GOAL OF THE EXERCISE:
Go through the records and show each line where the word "this" occurs.

━━━━━━━━━━

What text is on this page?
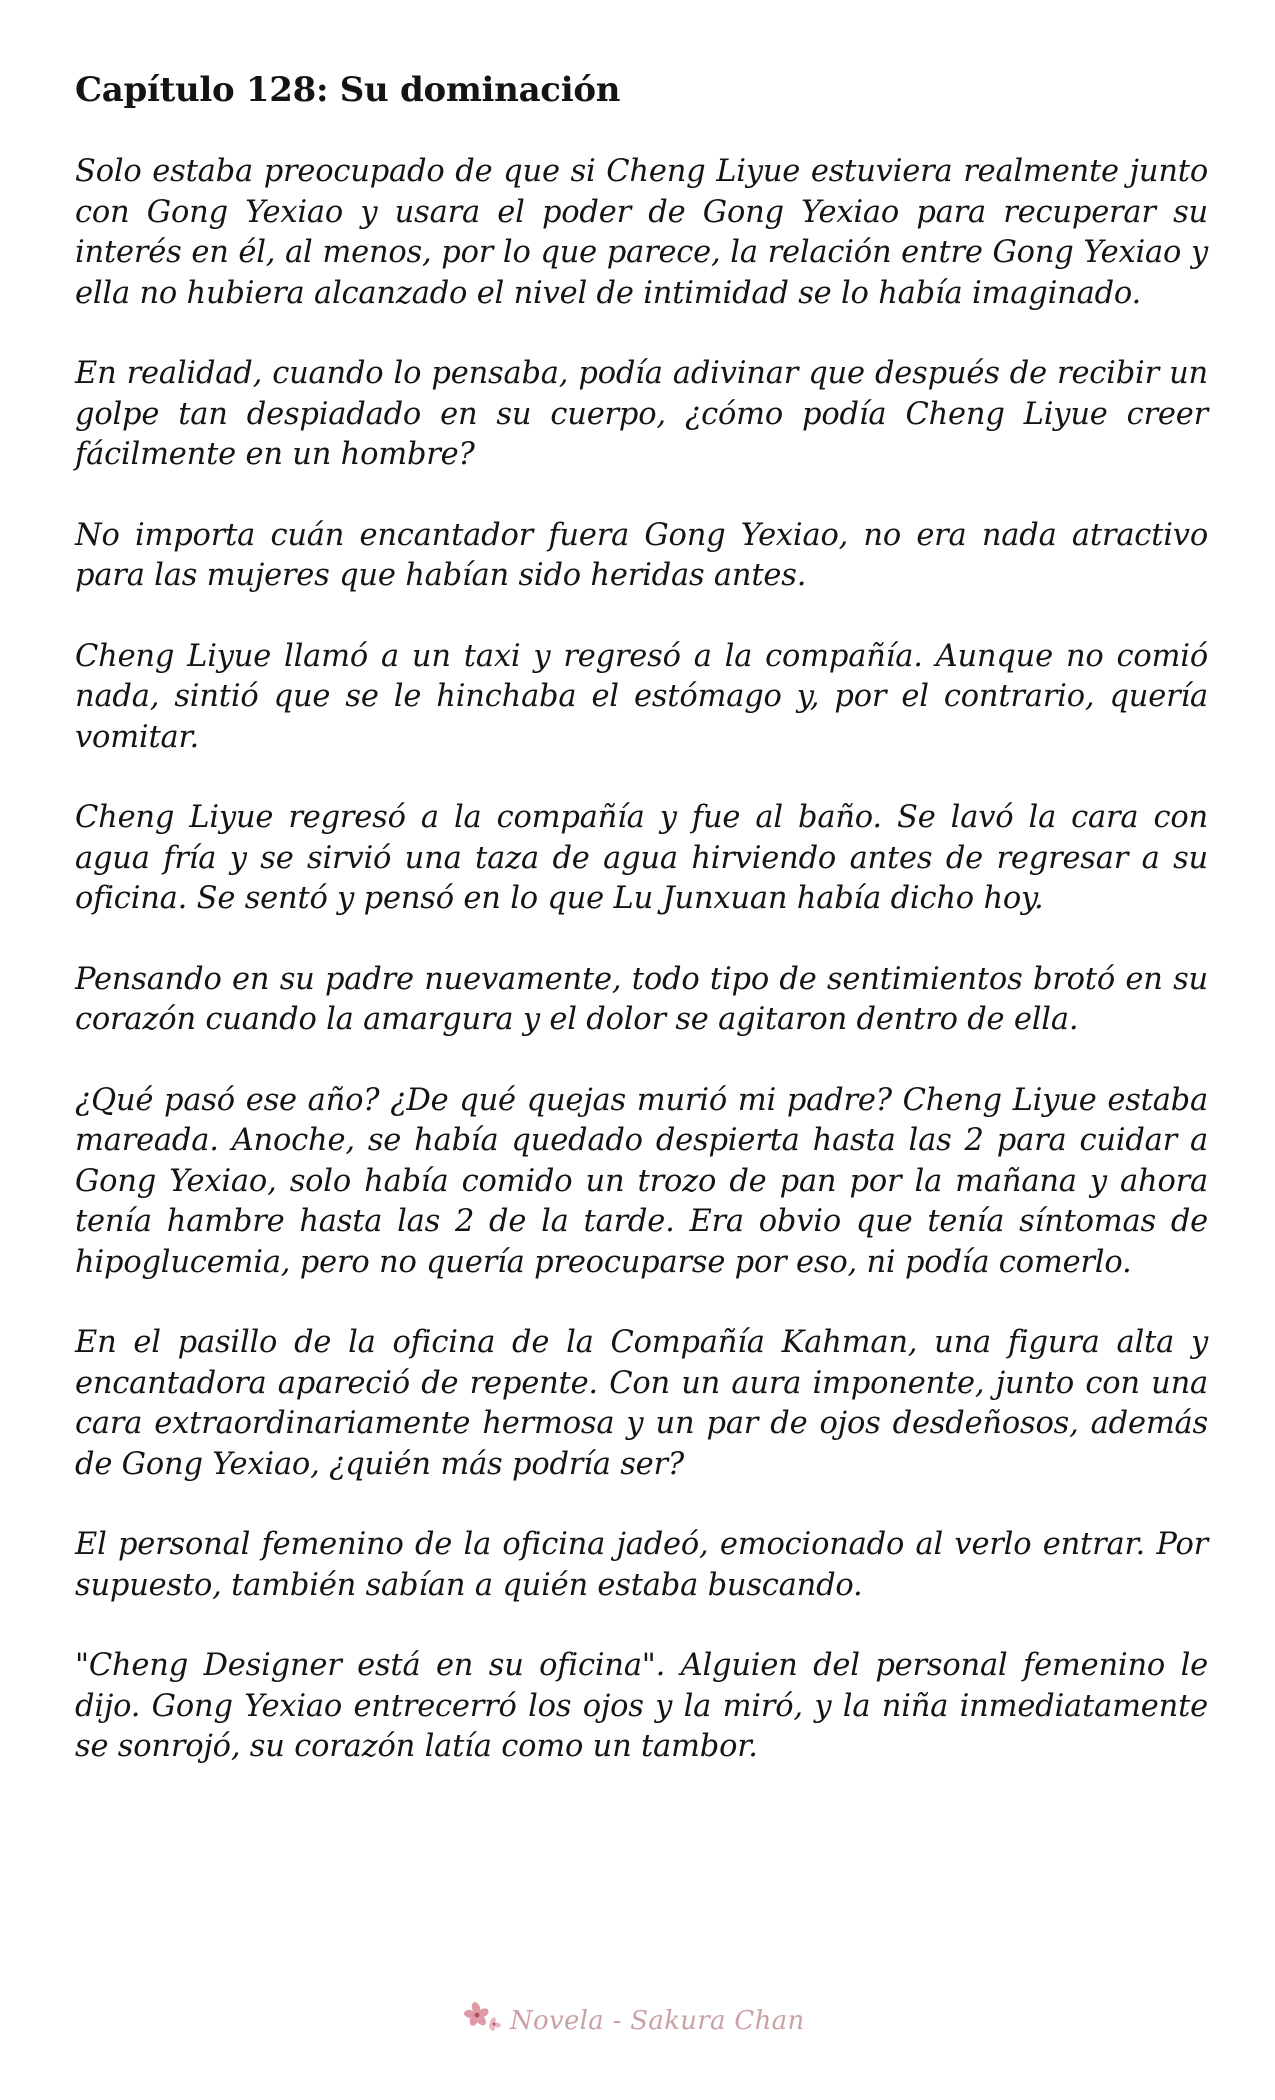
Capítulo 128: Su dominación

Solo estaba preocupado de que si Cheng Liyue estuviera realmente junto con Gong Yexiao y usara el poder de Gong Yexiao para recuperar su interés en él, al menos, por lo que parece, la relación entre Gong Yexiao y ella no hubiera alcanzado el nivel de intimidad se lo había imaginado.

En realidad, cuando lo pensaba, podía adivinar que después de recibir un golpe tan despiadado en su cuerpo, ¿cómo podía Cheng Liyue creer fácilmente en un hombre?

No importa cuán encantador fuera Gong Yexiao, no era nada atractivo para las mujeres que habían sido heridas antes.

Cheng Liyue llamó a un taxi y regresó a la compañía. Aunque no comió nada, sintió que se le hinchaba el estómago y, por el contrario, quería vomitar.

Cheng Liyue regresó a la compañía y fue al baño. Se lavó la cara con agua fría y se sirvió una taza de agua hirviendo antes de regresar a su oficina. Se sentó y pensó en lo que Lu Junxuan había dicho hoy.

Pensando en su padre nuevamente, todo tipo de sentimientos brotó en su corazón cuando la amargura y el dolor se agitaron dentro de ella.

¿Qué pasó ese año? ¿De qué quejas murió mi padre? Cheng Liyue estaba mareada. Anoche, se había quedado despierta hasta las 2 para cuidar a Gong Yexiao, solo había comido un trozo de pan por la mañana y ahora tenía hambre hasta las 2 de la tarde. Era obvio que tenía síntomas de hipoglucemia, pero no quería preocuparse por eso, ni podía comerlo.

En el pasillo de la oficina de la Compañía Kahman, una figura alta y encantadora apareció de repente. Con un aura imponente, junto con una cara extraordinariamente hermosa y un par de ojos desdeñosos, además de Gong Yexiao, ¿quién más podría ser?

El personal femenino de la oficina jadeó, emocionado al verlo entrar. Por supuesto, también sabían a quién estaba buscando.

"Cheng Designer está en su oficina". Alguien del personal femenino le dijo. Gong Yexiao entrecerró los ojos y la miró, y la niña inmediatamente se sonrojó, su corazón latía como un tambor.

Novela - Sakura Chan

━━━━━━━━━━

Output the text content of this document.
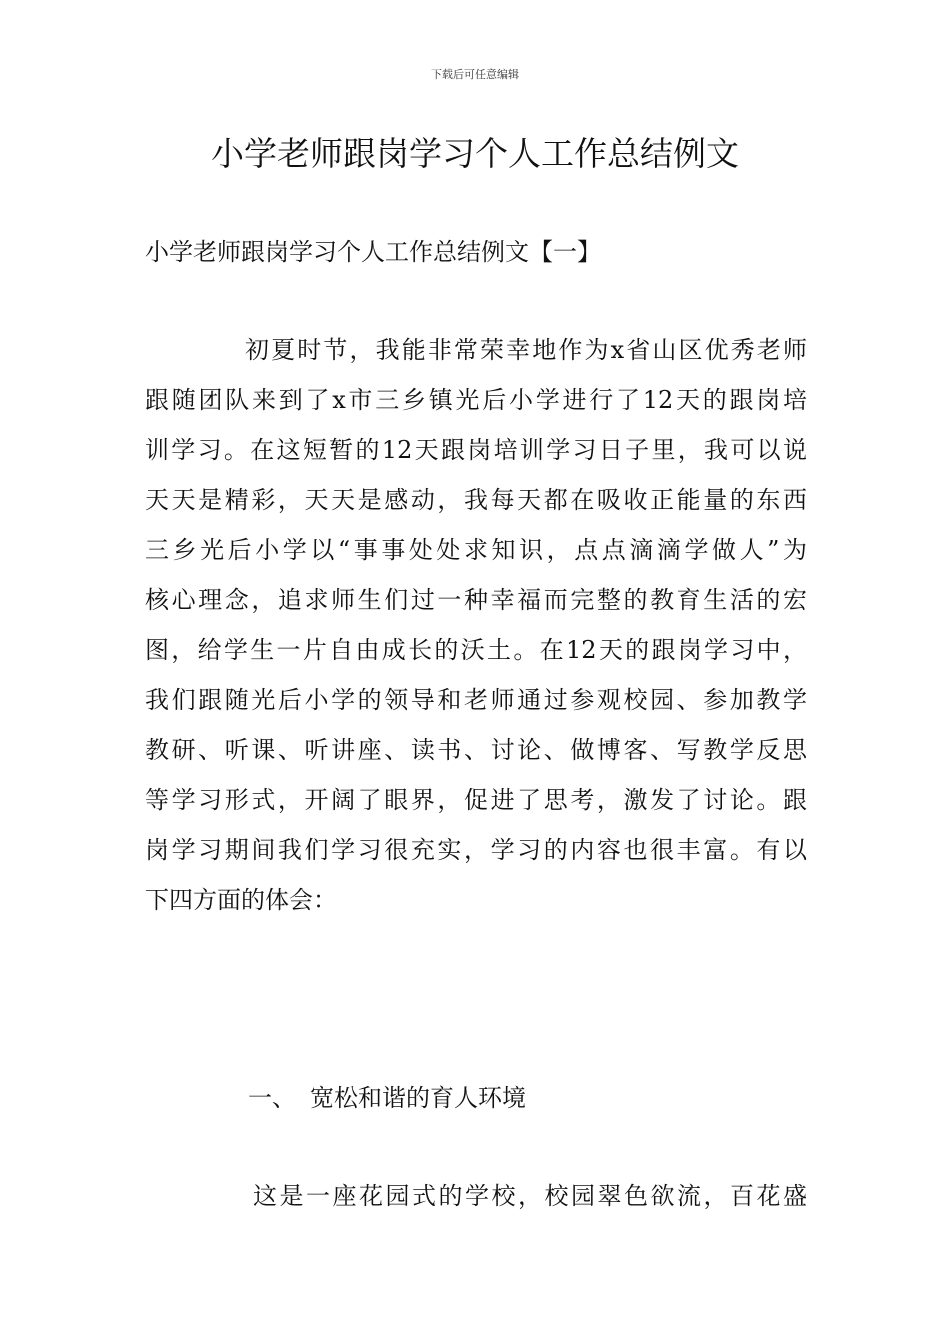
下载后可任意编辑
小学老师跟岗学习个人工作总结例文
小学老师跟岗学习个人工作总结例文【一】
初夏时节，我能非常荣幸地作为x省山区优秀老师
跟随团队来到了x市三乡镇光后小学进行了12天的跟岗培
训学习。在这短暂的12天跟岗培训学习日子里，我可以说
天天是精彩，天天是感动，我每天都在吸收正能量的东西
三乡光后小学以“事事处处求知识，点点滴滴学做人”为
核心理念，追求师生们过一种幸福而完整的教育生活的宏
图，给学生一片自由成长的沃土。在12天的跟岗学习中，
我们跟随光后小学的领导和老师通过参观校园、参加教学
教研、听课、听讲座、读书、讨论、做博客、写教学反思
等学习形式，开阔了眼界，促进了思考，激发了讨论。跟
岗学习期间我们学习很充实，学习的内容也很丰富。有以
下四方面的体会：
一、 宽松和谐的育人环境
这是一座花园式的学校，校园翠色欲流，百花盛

━━━━━━━━━━

PROBLEM SOLUTION:
What text is on this page?
Output the text content of this document.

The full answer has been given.